(Source document):
· · · · ·

Louis de Broglie won the Nobel prize in physics for his PhD dissertation. His PhD was 1924 and the prize was 1929, which is probably the shortest amount of time between results and award.

That’s quick - but the W and Z boson discovery / Nobel prize in the 80s was less than 2 years. What chance of that timeframe being slashed down to 4 months this October I wonder? [I doubt it like, but it’s a possibility].

Charles Best should have gotten the Nobel Prize for the discovery of insulin. He was a medical student when he became lab assistant for Banting for the summer. Banting was so annoyed that the Nobel comittee ignored Best that he shared his prize with him.

The Nobel committee did not fail to honour MacLeod whose main contribution to the discovery was to let Banting use a corner of the lab and supplied him with dogs to kill and two medical students as assistants -despite being very skeptical of the idea. So as you can see, the medical Nobel committee has low standards such that yes, anyone could win a prize - you don’t need to do anything scientific, or have an idea, or even think that a good idea will work.

Einstein published five original papers 1901-05 before his 1905 great papers.

· · · · ·

Dataset entries
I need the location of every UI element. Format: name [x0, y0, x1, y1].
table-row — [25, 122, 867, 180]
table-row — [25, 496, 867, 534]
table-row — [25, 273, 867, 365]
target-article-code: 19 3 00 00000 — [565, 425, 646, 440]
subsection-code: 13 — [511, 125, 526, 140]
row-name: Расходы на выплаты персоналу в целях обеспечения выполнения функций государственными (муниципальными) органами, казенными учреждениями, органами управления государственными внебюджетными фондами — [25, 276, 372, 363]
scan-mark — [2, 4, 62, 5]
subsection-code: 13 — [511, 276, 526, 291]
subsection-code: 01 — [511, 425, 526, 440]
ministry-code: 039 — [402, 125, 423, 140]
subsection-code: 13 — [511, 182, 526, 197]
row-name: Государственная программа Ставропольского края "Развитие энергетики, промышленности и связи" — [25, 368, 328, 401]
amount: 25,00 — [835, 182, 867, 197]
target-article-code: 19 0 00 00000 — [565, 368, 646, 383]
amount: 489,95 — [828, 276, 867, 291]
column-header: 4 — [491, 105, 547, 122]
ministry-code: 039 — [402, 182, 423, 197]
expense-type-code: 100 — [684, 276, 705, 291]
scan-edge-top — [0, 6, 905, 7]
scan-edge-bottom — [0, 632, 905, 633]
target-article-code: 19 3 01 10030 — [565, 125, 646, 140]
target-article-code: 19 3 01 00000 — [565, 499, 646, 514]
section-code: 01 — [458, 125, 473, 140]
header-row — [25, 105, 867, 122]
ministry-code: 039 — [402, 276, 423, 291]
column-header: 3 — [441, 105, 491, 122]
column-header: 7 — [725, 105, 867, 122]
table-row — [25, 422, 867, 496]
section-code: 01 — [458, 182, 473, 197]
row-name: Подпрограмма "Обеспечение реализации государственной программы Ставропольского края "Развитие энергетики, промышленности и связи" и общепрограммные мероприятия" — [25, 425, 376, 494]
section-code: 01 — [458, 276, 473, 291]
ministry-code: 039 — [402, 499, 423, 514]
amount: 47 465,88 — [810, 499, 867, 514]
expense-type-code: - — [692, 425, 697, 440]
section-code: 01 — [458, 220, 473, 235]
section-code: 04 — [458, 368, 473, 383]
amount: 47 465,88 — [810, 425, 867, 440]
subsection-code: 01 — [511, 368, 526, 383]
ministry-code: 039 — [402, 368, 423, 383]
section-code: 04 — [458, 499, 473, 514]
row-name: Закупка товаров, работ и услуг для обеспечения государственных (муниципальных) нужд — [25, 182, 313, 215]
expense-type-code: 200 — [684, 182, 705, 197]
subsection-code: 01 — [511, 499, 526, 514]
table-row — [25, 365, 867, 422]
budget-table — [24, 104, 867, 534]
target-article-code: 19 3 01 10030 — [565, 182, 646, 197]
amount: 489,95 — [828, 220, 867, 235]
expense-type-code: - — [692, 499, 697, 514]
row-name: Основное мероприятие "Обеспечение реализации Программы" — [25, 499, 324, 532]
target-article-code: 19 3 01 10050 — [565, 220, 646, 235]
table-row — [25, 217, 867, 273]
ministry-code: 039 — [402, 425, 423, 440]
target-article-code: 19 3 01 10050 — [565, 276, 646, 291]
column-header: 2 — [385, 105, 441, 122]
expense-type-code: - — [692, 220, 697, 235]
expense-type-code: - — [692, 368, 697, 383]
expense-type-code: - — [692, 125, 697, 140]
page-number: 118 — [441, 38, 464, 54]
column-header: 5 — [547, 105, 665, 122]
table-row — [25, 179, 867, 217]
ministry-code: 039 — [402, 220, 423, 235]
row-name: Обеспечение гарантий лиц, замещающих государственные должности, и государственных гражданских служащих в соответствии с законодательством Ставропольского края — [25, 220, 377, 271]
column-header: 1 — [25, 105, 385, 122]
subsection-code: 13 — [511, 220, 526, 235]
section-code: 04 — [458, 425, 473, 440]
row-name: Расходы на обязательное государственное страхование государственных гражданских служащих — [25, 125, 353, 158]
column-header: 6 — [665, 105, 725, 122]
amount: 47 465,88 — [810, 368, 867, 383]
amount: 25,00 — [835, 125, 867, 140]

· · · · ·

(Prompt 1):
Reproduce the portion of the Nobel prize discussion starting at "Louis de Broglie" and ending at "it’s a possibility].".
(Prompt 2):
Carry on the discussion of Nobel prizes, picking up after its last sentence.

(Answer box 1):
Louis de Broglie won the Nobel prize in physics for his PhD dissertation. His PhD was 1924 and the prize was 1929, which is probably the shortest amount of time between results and award.

That’s quick - but the W and Z boson discovery / Nobel prize in the 80s was less than 2 years. What chance of that timeframe being slashed down to 4 months this October I wonder? [I doubt it like, but it’s a possibility].

(Answer box 2):
In addition to his own work Einstein published eight reviews of work by others.
All these were published by the same prestigious journal which published the
great papers of 1905.

So although he did not submit his PhD thesis until 7/05 it is reasonable to say
he was a professional theoretical physicist before then, even if he did not yet
have a job in the field.

This may be true for experimentalists, but my impression is that theorists need
no more equipent than they ever did, namely a pen or pencil, and paper.

Nominations were due in February, so not for this year. Next year is a possibility, perhaps, but I honestly wouldn’t expect it for a few more years. The committee would want to be absolutely sure that this is actually the boson predicted by Higgs and not some other particle that just happens to have a mass in the range where we expect the Higgs boson to be. There’s a pretty good article at New Scientist about what, exactly, the evidence says at this point (it has a mass of about 125 GeV and either spin-0 or spin-2) and when we can expect more evidence (around the end of this year.)

Wouldn’t Al Gore be considered an amateur? Most of his life was spent in politics.

Amen, it sets my teeth on edge hearing someone described as a “Nobel-winning economist”. I’m extremely skeptical whether economics can be described as a ‘science’ in the first place.

The OP excluded the Peace and Literature prizes. Otherwise I’d have nominated Winston Churchill.

If your definition of “professional scientist” means university researchers, you don’t have to look any further back than 2009, when the physics laureates all came from the telecommunications industry, and seemed to be a little light in terms of academic research and publishing.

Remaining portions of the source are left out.